- _Supplied data_:
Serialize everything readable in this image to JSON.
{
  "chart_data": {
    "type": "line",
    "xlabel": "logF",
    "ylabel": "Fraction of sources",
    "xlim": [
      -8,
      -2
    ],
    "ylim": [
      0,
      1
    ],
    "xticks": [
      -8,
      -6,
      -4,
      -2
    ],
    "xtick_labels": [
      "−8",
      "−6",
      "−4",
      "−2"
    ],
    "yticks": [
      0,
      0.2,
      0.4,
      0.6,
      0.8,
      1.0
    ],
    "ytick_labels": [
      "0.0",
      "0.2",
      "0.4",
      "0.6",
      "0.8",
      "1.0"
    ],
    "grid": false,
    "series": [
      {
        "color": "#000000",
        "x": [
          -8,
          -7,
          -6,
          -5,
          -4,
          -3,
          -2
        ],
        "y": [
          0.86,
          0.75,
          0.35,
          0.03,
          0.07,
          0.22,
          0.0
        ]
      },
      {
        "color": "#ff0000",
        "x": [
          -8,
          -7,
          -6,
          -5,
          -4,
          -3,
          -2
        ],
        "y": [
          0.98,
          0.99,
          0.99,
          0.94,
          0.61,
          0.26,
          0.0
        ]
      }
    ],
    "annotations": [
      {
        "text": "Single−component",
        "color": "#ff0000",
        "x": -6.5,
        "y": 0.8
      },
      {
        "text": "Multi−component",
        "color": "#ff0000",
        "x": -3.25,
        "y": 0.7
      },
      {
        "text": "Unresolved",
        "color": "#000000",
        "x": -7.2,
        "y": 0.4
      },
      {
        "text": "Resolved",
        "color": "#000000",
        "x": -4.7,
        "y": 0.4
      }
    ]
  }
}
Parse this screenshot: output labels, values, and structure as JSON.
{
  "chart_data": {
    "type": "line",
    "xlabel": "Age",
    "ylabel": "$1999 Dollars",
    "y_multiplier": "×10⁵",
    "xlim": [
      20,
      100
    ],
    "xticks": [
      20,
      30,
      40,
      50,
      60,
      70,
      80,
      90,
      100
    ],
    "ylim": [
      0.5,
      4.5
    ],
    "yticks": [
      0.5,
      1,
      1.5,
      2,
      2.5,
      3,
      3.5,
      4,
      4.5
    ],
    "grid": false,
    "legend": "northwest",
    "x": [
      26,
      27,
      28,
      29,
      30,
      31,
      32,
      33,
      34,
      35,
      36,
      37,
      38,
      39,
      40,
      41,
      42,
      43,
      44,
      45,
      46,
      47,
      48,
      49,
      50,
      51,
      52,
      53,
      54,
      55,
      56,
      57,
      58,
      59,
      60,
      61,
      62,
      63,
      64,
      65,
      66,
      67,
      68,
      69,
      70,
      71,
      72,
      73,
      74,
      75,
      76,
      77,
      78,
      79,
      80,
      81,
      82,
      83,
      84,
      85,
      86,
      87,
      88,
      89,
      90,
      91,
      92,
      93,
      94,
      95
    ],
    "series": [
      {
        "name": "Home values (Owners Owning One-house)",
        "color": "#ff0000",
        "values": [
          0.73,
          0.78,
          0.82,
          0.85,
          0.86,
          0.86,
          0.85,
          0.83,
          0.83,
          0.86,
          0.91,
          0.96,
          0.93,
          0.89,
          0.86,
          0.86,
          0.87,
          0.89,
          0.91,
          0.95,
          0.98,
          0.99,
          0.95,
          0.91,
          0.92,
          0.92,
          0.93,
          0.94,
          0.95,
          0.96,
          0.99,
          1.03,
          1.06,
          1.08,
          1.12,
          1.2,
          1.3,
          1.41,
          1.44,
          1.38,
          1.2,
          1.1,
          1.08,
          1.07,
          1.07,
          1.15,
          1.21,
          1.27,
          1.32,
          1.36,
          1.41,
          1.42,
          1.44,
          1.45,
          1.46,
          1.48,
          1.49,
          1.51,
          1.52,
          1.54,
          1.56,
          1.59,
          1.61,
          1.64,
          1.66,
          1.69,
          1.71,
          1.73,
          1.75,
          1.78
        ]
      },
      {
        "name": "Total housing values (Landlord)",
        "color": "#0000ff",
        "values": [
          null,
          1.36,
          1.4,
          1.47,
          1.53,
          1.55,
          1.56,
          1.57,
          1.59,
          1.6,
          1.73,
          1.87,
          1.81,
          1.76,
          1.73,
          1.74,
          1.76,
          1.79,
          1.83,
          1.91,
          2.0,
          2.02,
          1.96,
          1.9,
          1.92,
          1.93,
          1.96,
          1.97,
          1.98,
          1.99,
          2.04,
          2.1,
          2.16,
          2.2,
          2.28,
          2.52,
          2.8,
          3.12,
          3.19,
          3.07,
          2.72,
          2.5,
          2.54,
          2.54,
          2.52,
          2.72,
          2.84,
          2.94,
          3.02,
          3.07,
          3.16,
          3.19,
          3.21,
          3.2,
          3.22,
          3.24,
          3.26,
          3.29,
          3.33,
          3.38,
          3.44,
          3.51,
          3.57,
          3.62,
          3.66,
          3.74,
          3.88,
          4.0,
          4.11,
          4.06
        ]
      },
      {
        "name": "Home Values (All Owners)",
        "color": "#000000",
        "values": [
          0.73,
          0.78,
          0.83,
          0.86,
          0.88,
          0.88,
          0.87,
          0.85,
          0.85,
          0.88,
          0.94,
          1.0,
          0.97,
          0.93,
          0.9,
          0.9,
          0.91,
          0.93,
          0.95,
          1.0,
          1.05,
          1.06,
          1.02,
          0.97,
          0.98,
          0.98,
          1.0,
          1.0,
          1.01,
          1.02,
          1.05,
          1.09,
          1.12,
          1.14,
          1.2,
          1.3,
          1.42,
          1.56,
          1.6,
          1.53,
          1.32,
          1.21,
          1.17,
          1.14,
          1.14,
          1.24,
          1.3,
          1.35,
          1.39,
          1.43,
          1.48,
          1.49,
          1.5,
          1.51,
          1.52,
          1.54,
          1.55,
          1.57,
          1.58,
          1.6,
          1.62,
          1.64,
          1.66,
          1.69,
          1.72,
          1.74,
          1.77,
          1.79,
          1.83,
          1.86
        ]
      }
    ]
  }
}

- _Task details_: Answer with one number: how many lines of the entries above include the word "this".

- _Finished exercise_: 2